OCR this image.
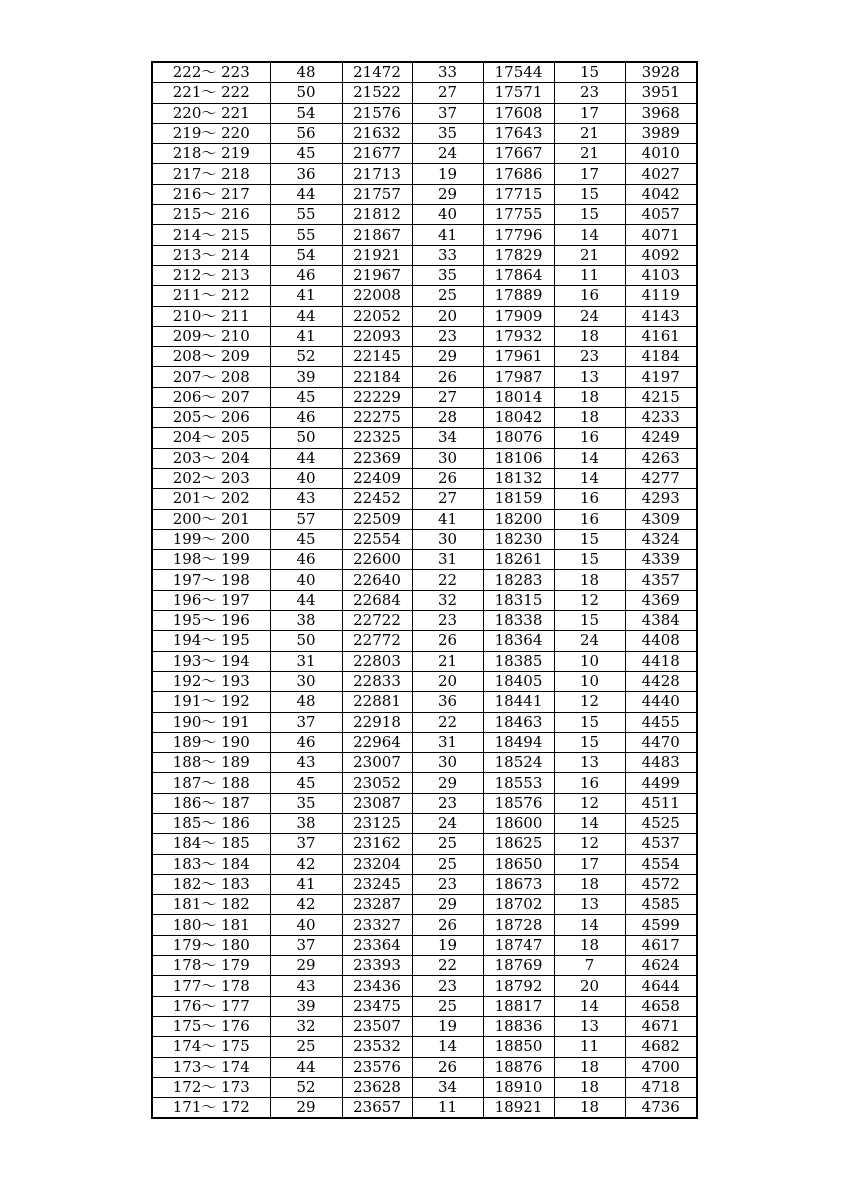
222～ 223	48	21472	33	17544	15	3928
221～ 222	50	21522	27	17571	23	3951
220～ 221	54	21576	37	17608	17	3968
219～ 220	56	21632	35	17643	21	3989
218～ 219	45	21677	24	17667	21	4010
217～ 218	36	21713	19	17686	17	4027
216～ 217	44	21757	29	17715	15	4042
215～ 216	55	21812	40	17755	15	4057
214～ 215	55	21867	41	17796	14	4071
213～ 214	54	21921	33	17829	21	4092
212～ 213	46	21967	35	17864	11	4103
211～ 212	41	22008	25	17889	16	4119
210～ 211	44	22052	20	17909	24	4143
209～ 210	41	22093	23	17932	18	4161
208～ 209	52	22145	29	17961	23	4184
207～ 208	39	22184	26	17987	13	4197
206～ 207	45	22229	27	18014	18	4215
205～ 206	46	22275	28	18042	18	4233
204～ 205	50	22325	34	18076	16	4249
203～ 204	44	22369	30	18106	14	4263
202～ 203	40	22409	26	18132	14	4277
201～ 202	43	22452	27	18159	16	4293
200～ 201	57	22509	41	18200	16	4309
199～ 200	45	22554	30	18230	15	4324
198～ 199	46	22600	31	18261	15	4339
197～ 198	40	22640	22	18283	18	4357
196～ 197	44	22684	32	18315	12	4369
195～ 196	38	22722	23	18338	15	4384
194～ 195	50	22772	26	18364	24	4408
193～ 194	31	22803	21	18385	10	4418
192～ 193	30	22833	20	18405	10	4428
191～ 192	48	22881	36	18441	12	4440
190～ 191	37	22918	22	18463	15	4455
189～ 190	46	22964	31	18494	15	4470
188～ 189	43	23007	30	18524	13	4483
187～ 188	45	23052	29	18553	16	4499
186～ 187	35	23087	23	18576	12	4511
185～ 186	38	23125	24	18600	14	4525
184～ 185	37	23162	25	18625	12	4537
183～ 184	42	23204	25	18650	17	4554
182～ 183	41	23245	23	18673	18	4572
181～ 182	42	23287	29	18702	13	4585
180～ 181	40	23327	26	18728	14	4599
179～ 180	37	23364	19	18747	18	4617
178～ 179	29	23393	22	18769	7	4624
177～ 178	43	23436	23	18792	20	4644
176～ 177	39	23475	25	18817	14	4658
175～ 176	32	23507	19	18836	13	4671
174～ 175	25	23532	14	18850	11	4682
173～ 174	44	23576	26	18876	18	4700
172～ 173	52	23628	34	18910	18	4718
171～ 172	29	23657	11	18921	18	4736
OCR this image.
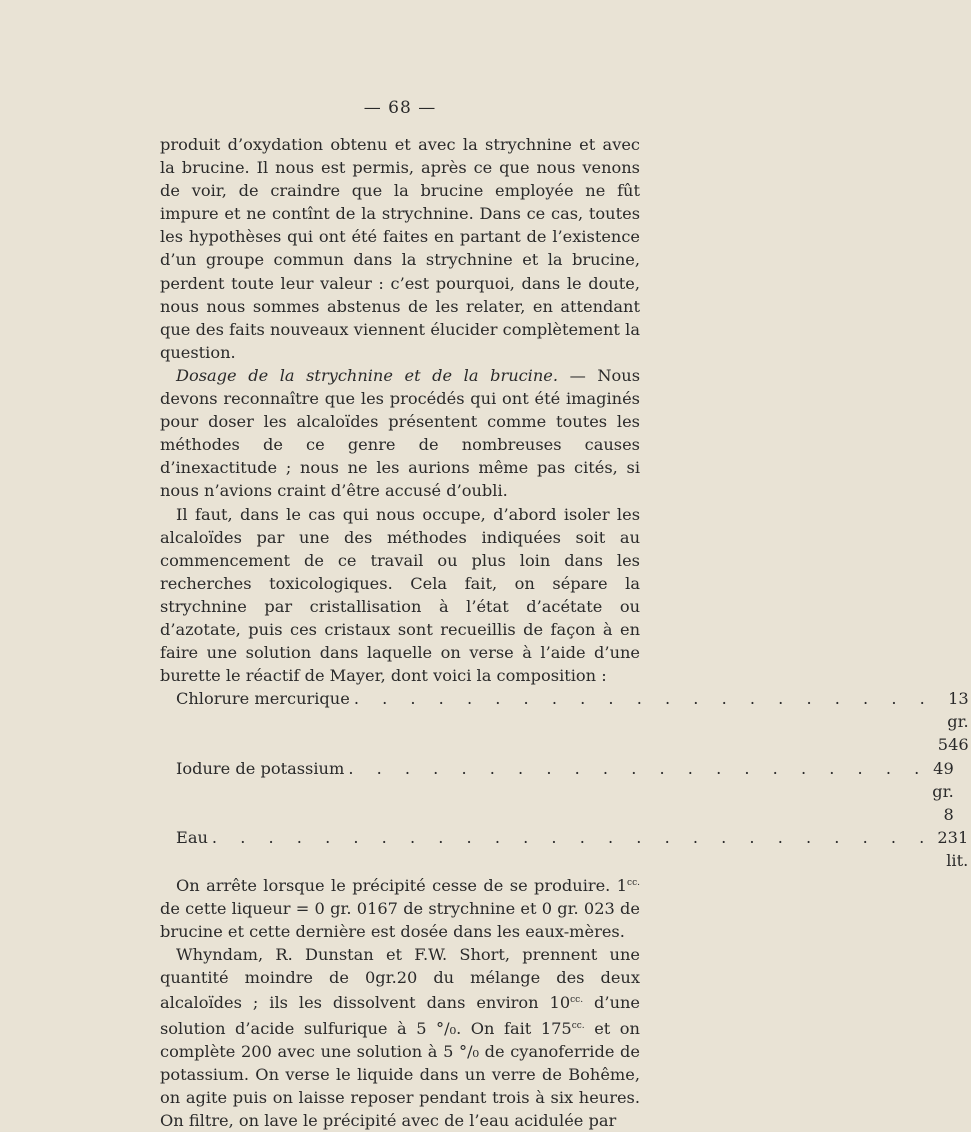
— 68 —

produit d’oxydation obtenu et avec la strychnine et avec la brucine. Il nous est permis, après ce que nous venons de voir, de craindre que la brucine employée ne fût impure et ne contînt de la strychnine. Dans ce cas, toutes les hypothèses qui ont été faites en partant de l’existence d’un groupe commun dans la strychnine et la brucine, perdent toute leur valeur : c’est pourquoi, dans le doute, nous nous sommes abstenus de les relater, en attendant que des faits nouveaux viennent élucider complètement la question.

Dosage de la strychnine et de la brucine. — Nous devons reconnaître que les procédés qui ont été imaginés pour doser les alcaloïdes présentent comme toutes les méthodes de ce genre de nombreuses causes d’inexactitude ; nous ne les aurions même pas cités, si nous n’avions craint d’être accusé d’oubli.

Il faut, dans le cas qui nous occupe, d’abord isoler les alcaloïdes par une des méthodes indiquées soit au commencement de ce travail ou plus loin dans les recherches toxicologiques. Cela fait, on sépare la strychnine par cristallisation à l’état d’acétate ou d’azotate, puis ces cristaux sont recueillis de façon à en faire une solution dans laquelle on verse à l’aide d’une burette le réactif de Mayer, dont voici la composition :

Chlorure mercurique . . . . . . . . . . . . . . . . . . . . . 13 gr. 546
Iodure de potassium . . . . . . . . . . . . . . . . . . . . . 49 gr. 8
Eau . . . . . . . . . . . . . . . . . . . . . . . . . . 231 lit.

On arrête lorsque le précipité cesse de se produire. $1^{cc.}$ de cette liqueur = 0 gr. 0167 de strychnine et 0 gr. 023 de brucine et cette dernière est dosée dans les eaux-mères.

Whyndam, R. Dunstan et F.W. Short, prennent une quantité moindre de 0gr.20 du mélange des deux alcaloïdes ; ils les dissolvent dans environ $10^{cc.}$ d’une solution d’acide sulfurique à 5 °/₀. On fait $175^{cc.}$ et on complète 200 avec une solution à 5 °/₀ de cyanoferride de potassium. On verse le liquide dans un verre de Bohême, on agite puis on laisse reposer pendant trois à six heures. On filtre, on lave le précipité avec de l’eau acidulée par
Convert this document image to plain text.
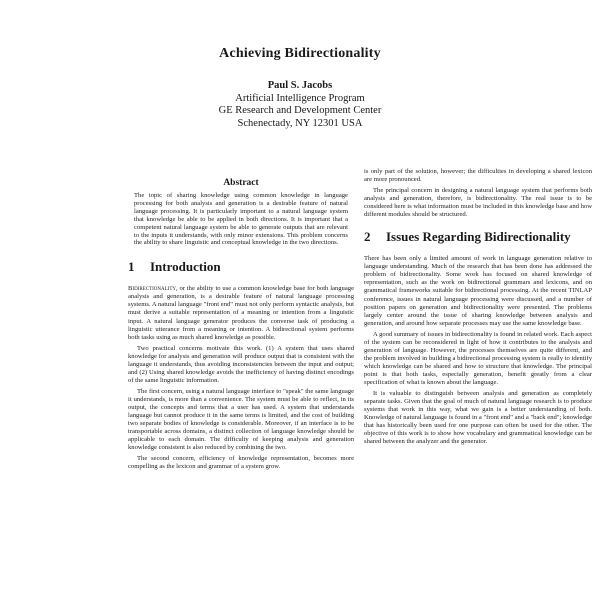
Achieving Bidirectionality
Paul S. Jacobs
Artificial Intelligence Program
GE Research and Development Center
Schenectady, NY 12301 USA
Abstract

The topic of sharing knowledge using common knowledge in language processing for both analysis and generation is a desirable feature of natural language processing. It is particularly important to a natural language system that knowledge be able to be applied in both directions. It is important that a competent natural language system be able to generate outputs that are relevant to the inputs it understands, with only minor extensions. This problem concerns the ability to share linguistic and conceptual knowledge in the two directions.

1 Introduction

Bidirectionality, or the ability to use a common knowledge base for both language analysis and generation, is a desirable feature of natural language processing systems. A natural language "front end" must not only perform syntactic analysis, but must derive a suitable representation of a meaning or intention from a linguistic input. A natural language generator produces the converse task of producing a linguistic utterance from a meaning or intention. A bidirectional system performs both tasks using as much shared knowledge as possible.

Two practical concerns motivate this work. (1) A system that uses shared knowledge for analysis and generation will produce output that is consistent with the language it understands, thus avoiding inconsistencies between the input and output; and (2) Using shared knowledge avoids the inefficiency of having distinct encodings of the same linguistic information.

The first concern, using a natural language interface to "speak" the same language it understands, is more than a convenience. The system must be able to reflect, in its output, the concepts and terms that a user has used. A system that understands language but cannot produce it in the same terms is limited, and the cost of building two separate bodies of knowledge is considerable. Moreover, if an interface is to be transportable across domains, a distinct collection of language knowledge should be applicable to each domain. The difficulty of keeping analysis and generation knowledge consistent is also reduced by combining the two.

The second concern, efficiency of knowledge representation, becomes more compelling as the lexicon and grammar of a system grow.

is only part of the solution, however; the difficulties in developing a shared lexicon are more pronounced.

The principal concern in designing a natural language system that performs both analysis and generation, therefore, is bidirectionality. The real issue is to be considered here is what information must be included in this knowledge base and how different modules should be structured.

2 Issues Regarding Bidirectionality

There has been only a limited amount of work in language generation relative to language understanding. Much of the research that has been done has addressed the problem of bidirectionality. Some work has focused on shared knowledge of representation, such as the work on bidirectional grammars and lexicons, and on grammatical frameworks suitable for bidirectional processing. At the recent TINLAP conference, issues in natural language processing were discussed, and a number of position papers on generation and bidirectionality were presented. The problems largely center around the issue of sharing knowledge between analysis and generation, and around how separate processes may use the same knowledge base.

A good summary of issues in bidirectionality is found in related work. Each aspect of the system can be reconsidered in light of how it contributes to the analysis and generation of language. However, the processes themselves are quite different, and the problem involved in building a bidirectional processing system is really to identify which knowledge can be shared and how to structure that knowledge. The principal point is that both tasks, especially generation, benefit greatly from a clear specification of what is known about the language.

It is valuable to distinguish between analysis and generation as completely separate tasks. Given that the goal of much of natural language research is to produce systems that work in this way, what we gain is a better understanding of both. Knowledge of natural language is found in a "front end" and a "back end"; knowledge that has historically been used for one purpose can often be used for the other. The objective of this work is to show how vocabulary and grammatical knowledge can be shared between the analyzer and the generator.
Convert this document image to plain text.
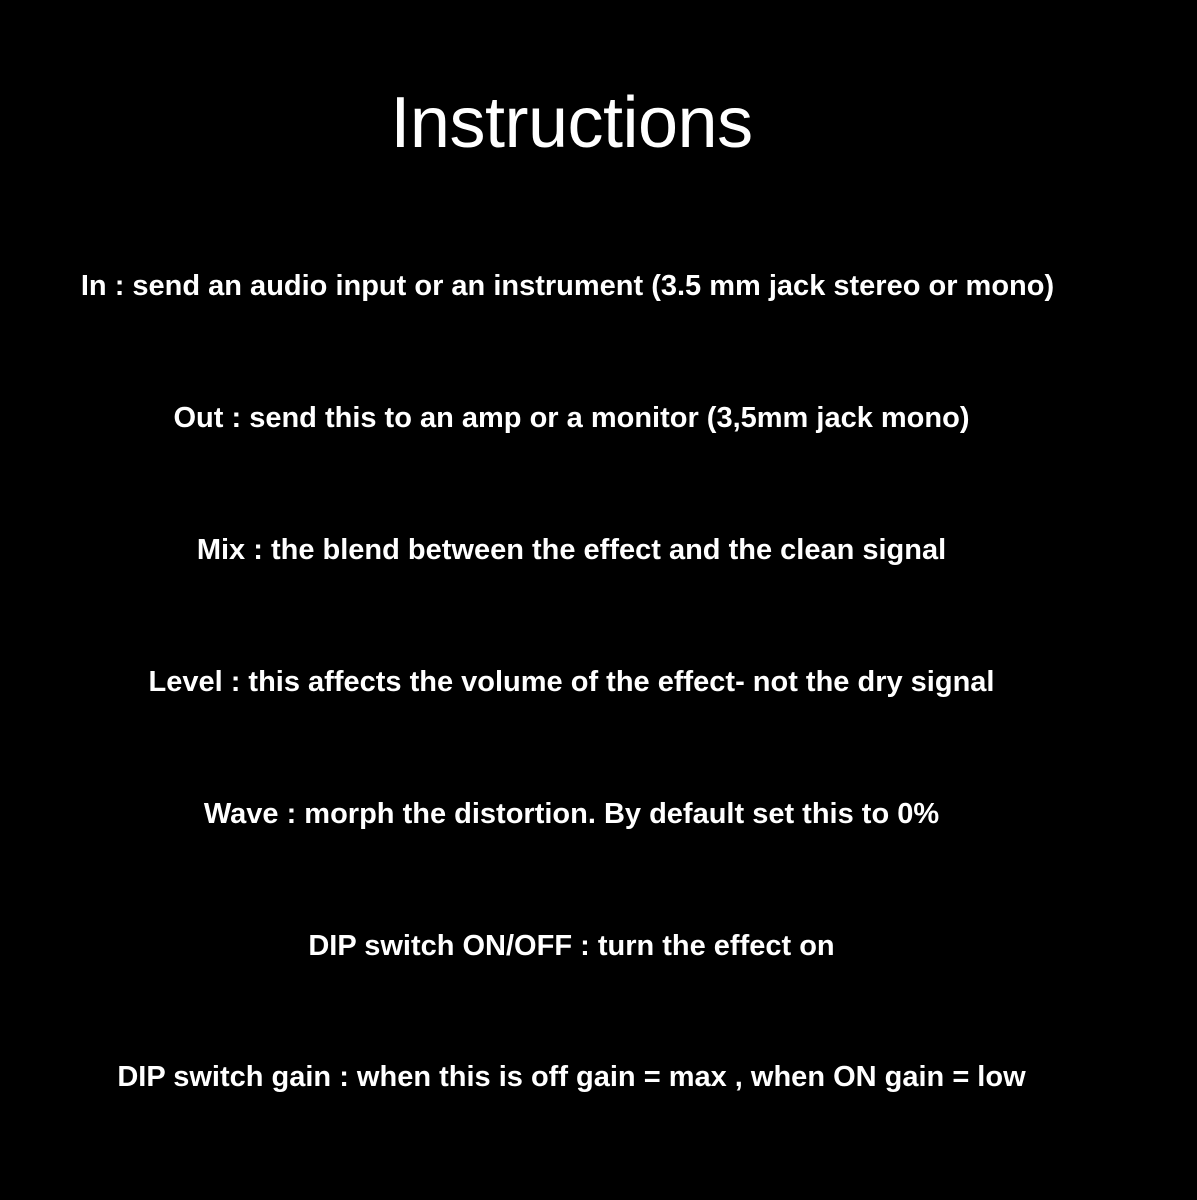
Instructions

In : send an audio input or an instrument (3.5 mm jack stereo or mono)

Out : send this to an amp or a monitor (3,5mm jack mono)

Mix : the blend between the effect and the clean signal

Level : this affects the volume of the effect- not the dry signal

Wave : morph the distortion. By default set this to 0%

DIP switch ON/OFF : turn the effect on

DIP switch gain : when this is off gain = max , when ON gain = low
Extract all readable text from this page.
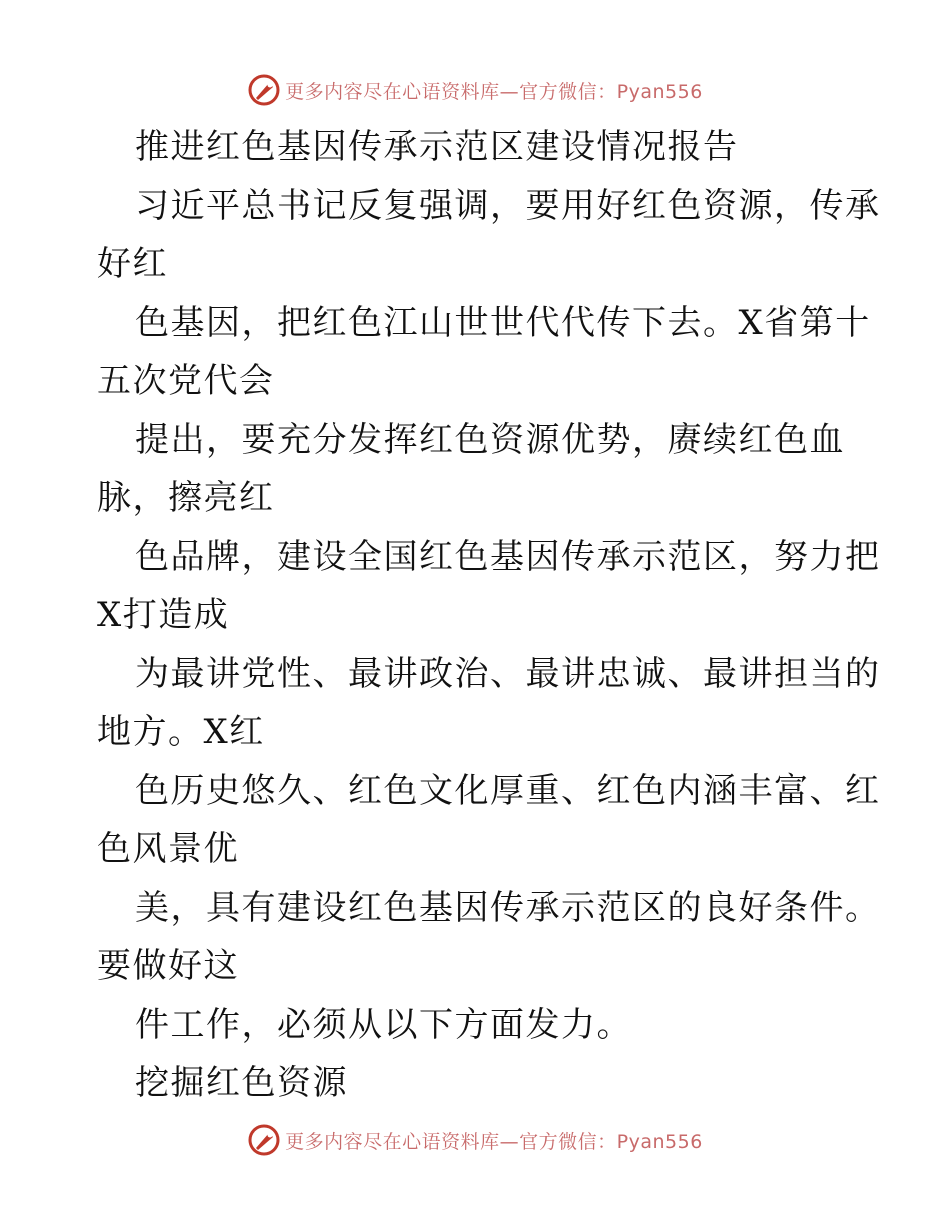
更多内容尽在心语资料库—官方微信：Pyan556
推进红色基因传承示范区建设情况报告
习近平总书记反复强调，要用好红色资源，传承
好红
色基因，把红色江山世世代代传下去。X省第十
五次党代会
提出，要充分发挥红色资源优势，赓续红色血
脉，擦亮红
色品牌，建设全国红色基因传承示范区，努力把
X打造成
为最讲党性、最讲政治、最讲忠诚、最讲担当的
地方。X红
色历史悠久、红色文化厚重、红色内涵丰富、红
色风景优
美，具有建设红色基因传承示范区的良好条件。
要做好这
件工作，必须从以下方面发力。
挖掘红色资源
更多内容尽在心语资料库—官方微信：Pyan556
########################################
**The exercise**
The line that contains "Extract all readable text from this page." opens the part to copy, and the last line of the records closes it; set down those lines exactly, pictures excluded.

**Task solution**
Extract all readable text from this page.
更多内容尽在心语资料库—官方微信：Pyan556
推进红色基因传承示范区建设情况报告
习近平总书记反复强调，要用好红色资源，传承
好红
色基因，把红色江山世世代代传下去。X省第十
五次党代会
提出，要充分发挥红色资源优势，赓续红色血
脉，擦亮红
色品牌，建设全国红色基因传承示范区，努力把
X打造成
为最讲党性、最讲政治、最讲忠诚、最讲担当的
地方。X红
色历史悠久、红色文化厚重、红色内涵丰富、红
色风景优
美，具有建设红色基因传承示范区的良好条件。
要做好这
件工作，必须从以下方面发力。
挖掘红色资源
更多内容尽在心语资料库—官方微信：Pyan556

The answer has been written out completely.